Records shown →
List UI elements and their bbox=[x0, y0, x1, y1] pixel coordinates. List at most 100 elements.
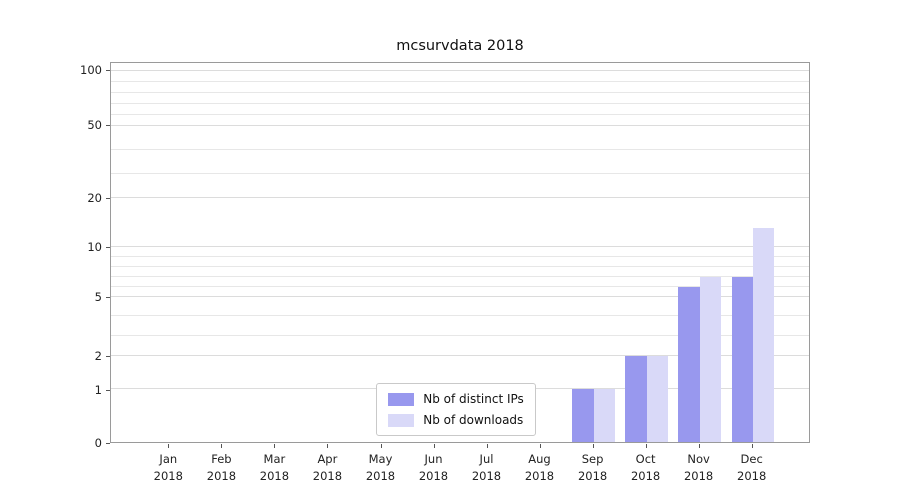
* * *
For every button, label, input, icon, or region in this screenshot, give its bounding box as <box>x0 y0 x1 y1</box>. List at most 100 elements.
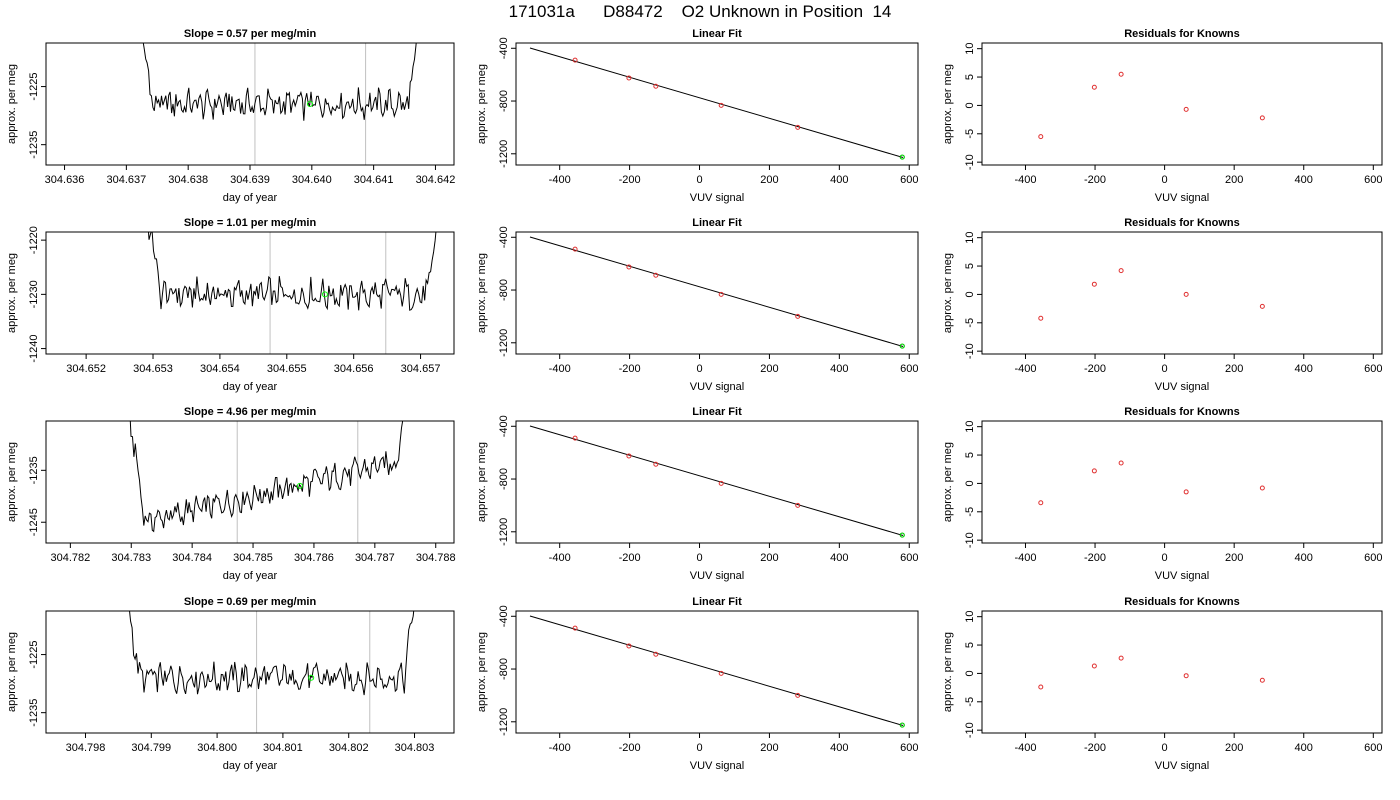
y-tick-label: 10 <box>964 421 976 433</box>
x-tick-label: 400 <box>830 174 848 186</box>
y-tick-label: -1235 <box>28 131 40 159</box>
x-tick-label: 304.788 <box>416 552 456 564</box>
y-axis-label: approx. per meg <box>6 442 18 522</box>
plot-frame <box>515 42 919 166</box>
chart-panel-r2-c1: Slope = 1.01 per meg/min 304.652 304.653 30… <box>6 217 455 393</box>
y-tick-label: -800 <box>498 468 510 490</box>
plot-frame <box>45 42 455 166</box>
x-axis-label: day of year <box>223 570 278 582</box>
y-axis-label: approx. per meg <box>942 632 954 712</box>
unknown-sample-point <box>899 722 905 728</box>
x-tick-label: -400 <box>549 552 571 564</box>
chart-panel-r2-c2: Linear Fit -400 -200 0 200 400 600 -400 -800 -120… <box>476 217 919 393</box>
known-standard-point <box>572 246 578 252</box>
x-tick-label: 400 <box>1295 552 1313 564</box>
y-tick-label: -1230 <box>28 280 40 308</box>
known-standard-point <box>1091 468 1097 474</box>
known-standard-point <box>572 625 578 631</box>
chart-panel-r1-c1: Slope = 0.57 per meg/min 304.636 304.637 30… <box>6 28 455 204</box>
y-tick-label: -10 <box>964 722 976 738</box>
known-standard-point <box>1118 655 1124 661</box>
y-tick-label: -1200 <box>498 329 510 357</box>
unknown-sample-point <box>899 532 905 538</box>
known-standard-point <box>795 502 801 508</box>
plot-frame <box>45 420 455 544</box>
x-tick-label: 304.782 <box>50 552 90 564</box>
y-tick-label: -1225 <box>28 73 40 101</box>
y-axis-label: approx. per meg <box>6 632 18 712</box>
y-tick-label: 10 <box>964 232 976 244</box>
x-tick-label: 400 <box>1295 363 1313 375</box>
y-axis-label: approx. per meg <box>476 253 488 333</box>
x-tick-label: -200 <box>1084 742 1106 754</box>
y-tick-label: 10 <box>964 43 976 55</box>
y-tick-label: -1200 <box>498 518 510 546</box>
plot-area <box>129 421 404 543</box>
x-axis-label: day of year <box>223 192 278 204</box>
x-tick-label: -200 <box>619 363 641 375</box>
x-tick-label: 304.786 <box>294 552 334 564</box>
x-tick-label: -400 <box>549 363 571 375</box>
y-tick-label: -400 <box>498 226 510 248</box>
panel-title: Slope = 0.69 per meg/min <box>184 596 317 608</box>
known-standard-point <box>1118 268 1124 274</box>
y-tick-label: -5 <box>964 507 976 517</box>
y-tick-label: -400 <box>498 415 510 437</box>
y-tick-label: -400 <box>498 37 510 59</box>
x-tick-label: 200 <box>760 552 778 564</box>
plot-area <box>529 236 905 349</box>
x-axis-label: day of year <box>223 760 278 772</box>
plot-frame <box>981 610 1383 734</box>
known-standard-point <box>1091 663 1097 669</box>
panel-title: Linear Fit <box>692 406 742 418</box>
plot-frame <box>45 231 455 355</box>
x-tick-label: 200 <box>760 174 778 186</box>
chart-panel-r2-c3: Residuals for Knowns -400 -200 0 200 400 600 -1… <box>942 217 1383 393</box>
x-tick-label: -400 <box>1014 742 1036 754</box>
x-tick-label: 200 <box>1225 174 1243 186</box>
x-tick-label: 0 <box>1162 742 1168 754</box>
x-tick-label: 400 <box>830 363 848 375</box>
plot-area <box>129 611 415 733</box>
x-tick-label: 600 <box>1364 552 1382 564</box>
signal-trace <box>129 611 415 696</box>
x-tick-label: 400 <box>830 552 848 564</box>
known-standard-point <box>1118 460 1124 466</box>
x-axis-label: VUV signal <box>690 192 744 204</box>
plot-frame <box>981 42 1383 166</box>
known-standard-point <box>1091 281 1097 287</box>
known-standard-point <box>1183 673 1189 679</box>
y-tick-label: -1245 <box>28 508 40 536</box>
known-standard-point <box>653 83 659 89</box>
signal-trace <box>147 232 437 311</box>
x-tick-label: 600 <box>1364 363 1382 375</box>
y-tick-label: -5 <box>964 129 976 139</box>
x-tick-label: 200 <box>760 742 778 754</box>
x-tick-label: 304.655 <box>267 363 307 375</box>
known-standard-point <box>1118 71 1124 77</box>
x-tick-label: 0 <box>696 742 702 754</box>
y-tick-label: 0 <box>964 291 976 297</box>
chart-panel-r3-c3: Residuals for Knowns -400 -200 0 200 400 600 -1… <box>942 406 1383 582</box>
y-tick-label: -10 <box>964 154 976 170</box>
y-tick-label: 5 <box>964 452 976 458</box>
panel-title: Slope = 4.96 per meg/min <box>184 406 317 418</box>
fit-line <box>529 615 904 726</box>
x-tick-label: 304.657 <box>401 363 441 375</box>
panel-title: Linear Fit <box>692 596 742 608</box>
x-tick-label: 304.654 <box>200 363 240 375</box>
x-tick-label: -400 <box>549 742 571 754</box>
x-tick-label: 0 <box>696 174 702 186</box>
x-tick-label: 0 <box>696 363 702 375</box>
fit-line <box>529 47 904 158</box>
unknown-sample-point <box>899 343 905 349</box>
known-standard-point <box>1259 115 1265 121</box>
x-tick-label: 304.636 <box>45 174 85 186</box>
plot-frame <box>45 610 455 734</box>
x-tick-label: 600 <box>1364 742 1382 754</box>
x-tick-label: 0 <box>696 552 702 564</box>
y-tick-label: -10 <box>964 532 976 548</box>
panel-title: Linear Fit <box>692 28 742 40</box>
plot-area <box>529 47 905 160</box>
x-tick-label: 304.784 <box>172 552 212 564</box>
--
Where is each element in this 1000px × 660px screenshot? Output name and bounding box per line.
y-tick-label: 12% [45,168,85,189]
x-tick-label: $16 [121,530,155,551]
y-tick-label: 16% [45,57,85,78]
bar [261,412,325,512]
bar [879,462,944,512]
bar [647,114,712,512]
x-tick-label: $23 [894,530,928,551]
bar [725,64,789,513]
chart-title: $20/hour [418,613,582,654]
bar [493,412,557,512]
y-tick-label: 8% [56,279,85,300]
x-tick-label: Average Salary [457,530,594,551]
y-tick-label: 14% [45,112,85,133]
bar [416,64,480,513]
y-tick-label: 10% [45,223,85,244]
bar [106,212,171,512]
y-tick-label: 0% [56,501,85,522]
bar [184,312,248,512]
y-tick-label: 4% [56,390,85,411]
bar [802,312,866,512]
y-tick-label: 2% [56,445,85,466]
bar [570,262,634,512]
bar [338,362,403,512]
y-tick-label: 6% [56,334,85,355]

Problem statement → Please copy the records from the line with "For every button, label, input, icon, or" up to and including the line with "plot-frame <box>45 420 455 544</box>", leaving out the pictures.

Solved exercise →
For every button, label, input, icon, or region in this screenshot, give its bounding box as <box>x0 y0 x1 y1</box>. List at most 100 elements.
y-tick-label: 10 <box>964 421 976 433</box>
x-tick-label: 400 <box>830 174 848 186</box>
y-tick-label: -1235 <box>28 131 40 159</box>
x-tick-label: 304.788 <box>416 552 456 564</box>
y-axis-label: approx. per meg <box>6 442 18 522</box>
plot-frame <box>515 42 919 166</box>
chart-panel-r2-c1: Slope = 1.01 per meg/min 304.652 304.653 30… <box>6 217 455 393</box>
y-tick-label: -800 <box>498 468 510 490</box>
plot-frame <box>45 42 455 166</box>
x-axis-label: day of year <box>223 570 278 582</box>
y-axis-label: approx. per meg <box>942 632 954 712</box>
unknown-sample-point <box>899 722 905 728</box>
x-tick-label: -400 <box>549 552 571 564</box>
chart-panel-r2-c2: Linear Fit -400 -200 0 200 400 600 -400 -800 -120… <box>476 217 919 393</box>
known-standard-point <box>572 246 578 252</box>
x-tick-label: 400 <box>1295 552 1313 564</box>
y-tick-label: -1230 <box>28 280 40 308</box>
known-standard-point <box>1091 468 1097 474</box>
known-standard-point <box>572 625 578 631</box>
chart-panel-r1-c1: Slope = 0.57 per meg/min 304.636 304.637 30… <box>6 28 455 204</box>
y-tick-label: -10 <box>964 722 976 738</box>
known-standard-point <box>1118 655 1124 661</box>
y-tick-label: -1200 <box>498 329 510 357</box>
unknown-sample-point <box>899 532 905 538</box>
known-standard-point <box>795 502 801 508</box>
plot-frame <box>45 420 455 544</box>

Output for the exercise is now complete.